Unbundling Education: Separate Out the Grading Process

The theory behind outsourcing is that it enables specialization: you do one thing really well and let others do the rest.

Some of the more frustrating customer service experiences happen with entities where there's limited outsourcing and specialization. As I've written before, airlines do way too much. They market their brand and flight routes, they handle reservations and bookings, they maintain aircraft, they deal with luggage. More airlines should do as they do with their regional jet business: focus on something and outsource the rest. In the regional jet example, the big airlines handle reservations and ticketing and outsource the actual flying of planes.

City governments are another example. They try to manage parks, sewers, potholes, utilites, and more. Yes, a government entity, as the sole provider of police, fire, roads, and a few other things, will always be more diverse in scope than any sane for-profit corporation. But many governments still do too much beyond the core essentials, and are not able to do any one of these things very well.

** Stated problem **
Carry on the essay about unbundling education and separating out grading from the point where it stops.

** Provided data **
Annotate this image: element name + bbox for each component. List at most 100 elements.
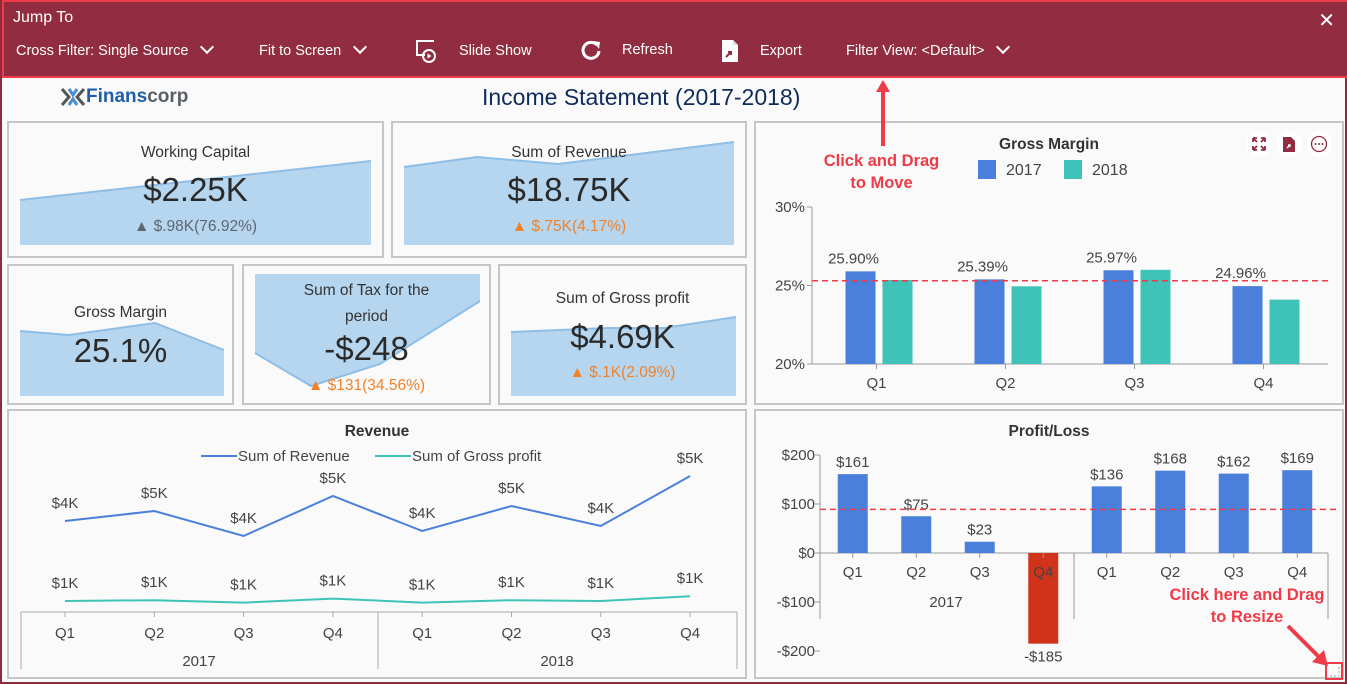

** Expected answer **
One way to think about improving complex, ill-performing products, services, or experiences is to see whether there's a way to unbundle it and allow greater specialization. Arnold Kling applies this approach to improving higher education. Specifically, he thinks schools should separate the task of evaluating students' work from the task of teaching the concepts. Here's the background:

In the legacy education model, teachers combine coaching, feedback, and content delivery. By coaching I mean advice, guidance, and encouragement. Feedback includes formal grading as well as informal praise and criticism. Content delivery includes lectures and reading assignments.

Perhaps the key to radically changing education is to break up those functions.

1. The coach should be someone who knows the student well, who can relate to and motivate the student, who can recommend a good educational path, who takes account of the student's strengths and weaknesses, and who stays on top of how well the student is doing relative to the student's ability.

2. The formal feedback can come from strangers. Students can solve problems or write essays and have these graded by a separate service.

3. The content delivery should be "pulled" by the student rather than pushed by a teacher. For example, a student and a coach could agree that the student should learn statistics. The student then selects a statistics curriculum and works through it. The Khan Academy lectures on statistics are particularly good, in my opinion. But Carnegie-Mellon has a good on-line stats course, also. My guess is that, overall, there is enough content on line to obtain a world class education.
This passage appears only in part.